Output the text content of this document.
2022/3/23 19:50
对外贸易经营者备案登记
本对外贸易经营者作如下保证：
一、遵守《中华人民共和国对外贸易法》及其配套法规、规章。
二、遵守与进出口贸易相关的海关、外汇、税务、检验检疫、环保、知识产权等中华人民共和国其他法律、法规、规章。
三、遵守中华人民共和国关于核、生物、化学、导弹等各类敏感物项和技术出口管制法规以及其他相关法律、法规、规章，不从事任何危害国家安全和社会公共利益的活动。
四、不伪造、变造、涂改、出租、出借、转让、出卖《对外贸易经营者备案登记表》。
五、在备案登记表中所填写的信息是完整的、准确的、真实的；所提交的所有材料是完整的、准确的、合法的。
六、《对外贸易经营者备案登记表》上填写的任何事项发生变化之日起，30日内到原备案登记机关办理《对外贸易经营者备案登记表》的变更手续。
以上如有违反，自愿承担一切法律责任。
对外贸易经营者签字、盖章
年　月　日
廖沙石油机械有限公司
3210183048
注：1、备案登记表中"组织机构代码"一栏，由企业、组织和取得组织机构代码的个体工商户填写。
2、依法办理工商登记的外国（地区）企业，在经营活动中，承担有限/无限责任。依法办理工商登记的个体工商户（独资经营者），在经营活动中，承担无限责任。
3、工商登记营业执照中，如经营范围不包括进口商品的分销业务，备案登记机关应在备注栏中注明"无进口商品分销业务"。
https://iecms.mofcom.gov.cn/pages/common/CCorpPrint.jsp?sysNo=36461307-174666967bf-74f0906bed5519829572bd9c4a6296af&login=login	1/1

*Written request*
Copy the data above in full, character for character.

*Full response*
Output the text content of this document.
2022/3/23 19:50
对外贸易经营者备案登记
本对外贸易经营者作如下保证：
一、遵守《中华人民共和国对外贸易法》及其配套法规、规章。
二、遵守与进出口贸易相关的海关、外汇、税务、检验检疫、环保、知识产权等中华人民共和国其他法律、法规、规章。
三、遵守中华人民共和国关于核、生物、化学、导弹等各类敏感物项和技术出口管制法规以及其他相关法律、法规、规章，不从事任何危害国家安全和社会公共利益的活动。
四、不伪造、变造、涂改、出租、出借、转让、出卖《对外贸易经营者备案登记表》。
五、在备案登记表中所填写的信息是完整的、准确的、真实的；所提交的所有材料是完整的、准确的、合法的。
六、《对外贸易经营者备案登记表》上填写的任何事项发生变化之日起，30日内到原备案登记机关办理《对外贸易经营者备案登记表》的变更手续。
以上如有违反，自愿承担一切法律责任。
对外贸易经营者签字、盖章
年　月　日
廖沙石油机械有限公司
3210183048
注：1、备案登记表中"组织机构代码"一栏，由企业、组织和取得组织机构代码的个体工商户填写。
2、依法办理工商登记的外国（地区）企业，在经营活动中，承担有限/无限责任。依法办理工商登记的个体工商户（独资经营者），在经营活动中，承担无限责任。
3、工商登记营业执照中，如经营范围不包括进口商品的分销业务，备案登记机关应在备注栏中注明"无进口商品分销业务"。
https://iecms.mofcom.gov.cn/pages/common/CCorpPrint.jsp?sysNo=36461307-174666967bf-74f0906bed5519829572bd9c4a6296af&login=login	1/1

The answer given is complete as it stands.